═════ SUPPLIED RECORDS
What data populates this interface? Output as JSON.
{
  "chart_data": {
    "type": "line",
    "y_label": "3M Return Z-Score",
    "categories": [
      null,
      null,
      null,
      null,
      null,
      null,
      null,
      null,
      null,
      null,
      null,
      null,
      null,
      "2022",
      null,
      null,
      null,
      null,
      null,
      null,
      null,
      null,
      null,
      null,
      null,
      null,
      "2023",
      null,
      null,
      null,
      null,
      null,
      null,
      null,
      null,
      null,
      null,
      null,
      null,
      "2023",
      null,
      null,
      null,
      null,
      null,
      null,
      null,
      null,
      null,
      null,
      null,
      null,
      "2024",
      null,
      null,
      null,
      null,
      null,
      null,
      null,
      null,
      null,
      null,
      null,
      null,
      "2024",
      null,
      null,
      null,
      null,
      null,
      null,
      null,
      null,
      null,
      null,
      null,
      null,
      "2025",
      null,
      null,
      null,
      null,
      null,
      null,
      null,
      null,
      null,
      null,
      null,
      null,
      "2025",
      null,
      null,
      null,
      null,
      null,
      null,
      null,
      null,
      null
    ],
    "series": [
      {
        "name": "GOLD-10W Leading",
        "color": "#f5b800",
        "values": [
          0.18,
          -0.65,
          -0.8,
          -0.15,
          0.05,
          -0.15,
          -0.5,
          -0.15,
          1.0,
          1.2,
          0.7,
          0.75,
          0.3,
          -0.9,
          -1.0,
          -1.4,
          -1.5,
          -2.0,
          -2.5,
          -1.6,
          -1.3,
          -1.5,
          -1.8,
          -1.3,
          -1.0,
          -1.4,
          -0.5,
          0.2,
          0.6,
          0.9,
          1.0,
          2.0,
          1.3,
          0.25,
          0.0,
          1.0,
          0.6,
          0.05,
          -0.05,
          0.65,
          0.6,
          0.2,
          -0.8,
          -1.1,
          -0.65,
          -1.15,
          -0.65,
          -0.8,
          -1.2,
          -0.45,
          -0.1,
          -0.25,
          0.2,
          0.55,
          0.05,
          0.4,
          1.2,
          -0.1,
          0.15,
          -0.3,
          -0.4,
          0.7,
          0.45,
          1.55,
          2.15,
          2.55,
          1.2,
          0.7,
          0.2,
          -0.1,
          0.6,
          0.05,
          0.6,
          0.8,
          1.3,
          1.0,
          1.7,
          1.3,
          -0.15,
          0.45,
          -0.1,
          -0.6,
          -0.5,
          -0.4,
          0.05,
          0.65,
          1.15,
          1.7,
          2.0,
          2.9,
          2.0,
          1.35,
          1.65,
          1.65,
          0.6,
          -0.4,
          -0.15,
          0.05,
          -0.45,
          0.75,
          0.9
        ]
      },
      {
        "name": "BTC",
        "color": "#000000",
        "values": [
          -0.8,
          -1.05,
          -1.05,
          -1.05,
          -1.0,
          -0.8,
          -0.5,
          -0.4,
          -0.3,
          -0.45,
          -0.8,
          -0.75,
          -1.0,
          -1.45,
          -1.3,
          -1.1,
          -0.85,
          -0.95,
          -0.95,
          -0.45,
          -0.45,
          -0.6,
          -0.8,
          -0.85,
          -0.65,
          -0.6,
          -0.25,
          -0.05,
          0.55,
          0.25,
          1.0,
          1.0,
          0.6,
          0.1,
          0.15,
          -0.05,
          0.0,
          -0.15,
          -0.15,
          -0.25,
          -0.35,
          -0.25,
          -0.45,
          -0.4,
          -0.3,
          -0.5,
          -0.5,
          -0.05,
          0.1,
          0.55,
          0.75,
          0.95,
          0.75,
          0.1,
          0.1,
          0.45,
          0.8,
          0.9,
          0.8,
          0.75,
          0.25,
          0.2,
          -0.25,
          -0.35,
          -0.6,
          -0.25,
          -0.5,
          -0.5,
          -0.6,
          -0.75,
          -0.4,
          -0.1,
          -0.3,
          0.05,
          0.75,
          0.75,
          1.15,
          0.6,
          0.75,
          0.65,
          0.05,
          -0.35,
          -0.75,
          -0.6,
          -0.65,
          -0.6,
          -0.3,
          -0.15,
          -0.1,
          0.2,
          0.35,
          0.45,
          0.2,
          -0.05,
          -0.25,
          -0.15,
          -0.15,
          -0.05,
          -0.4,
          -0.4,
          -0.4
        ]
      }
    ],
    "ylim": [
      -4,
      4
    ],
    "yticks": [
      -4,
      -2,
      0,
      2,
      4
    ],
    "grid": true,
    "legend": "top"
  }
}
══════════
--- AIM OF THE EXERCISE ---
Copy out each line above, character for character.

--- WRITTEN SOLUTION ---
What data populates this interface? Output as JSON.
{
  "chart_data": {
    "type": "line",
    "y_label": "3M Return Z-Score",
    "categories": [
      null,
      null,
      null,
      null,
      null,
      null,
      null,
      null,
      null,
      null,
      null,
      null,
      null,
      "2022",
      null,
      null,
      null,
      null,
      null,
      null,
      null,
      null,
      null,
      null,
      null,
      null,
      "2023",
      null,
      null,
      null,
      null,
      null,
      null,
      null,
      null,
      null,
      null,
      null,
      null,
      "2023",
      null,
      null,
      null,
      null,
      null,
      null,
      null,
      null,
      null,
      null,
      null,
      null,
      "2024",
      null,
      null,
      null,
      null,
      null,
      null,
      null,
      null,
      null,
      null,
      null,
      null,
      "2024",
      null,
      null,
      null,
      null,
      null,
      null,
      null,
      null,
      null,
      null,
      null,
      null,
      "2025",
      null,
      null,
      null,
      null,
      null,
      null,
      null,
      null,
      null,
      null,
      null,
      null,
      "2025",
      null,
      null,
      null,
      null,
      null,
      null,
      null,
      null,
      null
    ],
    "series": [
      {
        "name": "GOLD-10W Leading",
        "color": "#f5b800",
        "values": [
          0.18,
          -0.65,
          -0.8,
          -0.15,
          0.05,
          -0.15,
          -0.5,
          -0.15,
          1.0,
          1.2,
          0.7,
          0.75,
          0.3,
          -0.9,
          -1.0,
          -1.4,
          -1.5,
          -2.0,
          -2.5,
          -1.6,
          -1.3,
          -1.5,
          -1.8,
          -1.3,
          -1.0,
          -1.4,
          -0.5,
          0.2,
          0.6,
          0.9,
          1.0,
          2.0,
          1.3,
          0.25,
          0.0,
          1.0,
          0.6,
          0.05,
          -0.05,
          0.65,
          0.6,
          0.2,
          -0.8,
          -1.1,
          -0.65,
          -1.15,
          -0.65,
          -0.8,
          -1.2,
          -0.45,
          -0.1,
          -0.25,
          0.2,
          0.55,
          0.05,
          0.4,
          1.2,
          -0.1,
          0.15,
          -0.3,
          -0.4,
          0.7,
          0.45,
          1.55,
          2.15,
          2.55,
          1.2,
          0.7,
          0.2,
          -0.1,
          0.6,
          0.05,
          0.6,
          0.8,
          1.3,
          1.0,
          1.7,
          1.3,
          -0.15,
          0.45,
          -0.1,
          -0.6,
          -0.5,
          -0.4,
          0.05,
          0.65,
          1.15,
          1.7,
          2.0,
          2.9,
          2.0,
          1.35,
          1.65,
          1.65,
          0.6,
          -0.4,
          -0.15,
          0.05,
          -0.45,
          0.75,
          0.9
        ]
      },
      {
        "name": "BTC",
        "color": "#000000",
        "values": [
          -0.8,
          -1.05,
          -1.05,
          -1.05,
          -1.0,
          -0.8,
          -0.5,
          -0.4,
          -0.3,
          -0.45,
          -0.8,
          -0.75,
          -1.0,
          -1.45,
          -1.3,
          -1.1,
          -0.85,
          -0.95,
          -0.95,
          -0.45,
          -0.45,
          -0.6,
          -0.8,
          -0.85,
          -0.65,
          -0.6,
          -0.25,
          -0.05,
          0.55,
          0.25,
          1.0,
          1.0,
          0.6,
          0.1,
          0.15,
          -0.05,
          0.0,
          -0.15,
          -0.15,
          -0.25,
          -0.35,
          -0.25,
          -0.45,
          -0.4,
          -0.3,
          -0.5,
          -0.5,
          -0.05,
          0.1,
          0.55,
          0.75,
          0.95,
          0.75,
          0.1,
          0.1,
          0.45,
          0.8,
          0.9,
          0.8,
          0.75,
          0.25,
          0.2,
          -0.25,
          -0.35,
          -0.6,
          -0.25,
          -0.5,
          -0.5,
          -0.6,
          -0.75,
          -0.4,
          -0.1,
          -0.3,
          0.05,
          0.75,
          0.75,
          1.15,
          0.6,
          0.75,
          0.65,
          0.05,
          -0.35,
          -0.75,
          -0.6,
          -0.65,
          -0.6,
          -0.3,
          -0.15,
          -0.1,
          0.2,
          0.35,
          0.45,
          0.2,
          -0.05,
          -0.25,
          -0.15,
          -0.15,
          -0.05,
          -0.4,
          -0.4,
          -0.4
        ]
      }
    ],
    "ylim": [
      -4,
      4
    ],
    "yticks": [
      -4,
      -2,
      0,
      2,
      4
    ],
    "grid": true,
    "legend": "top"
  }
}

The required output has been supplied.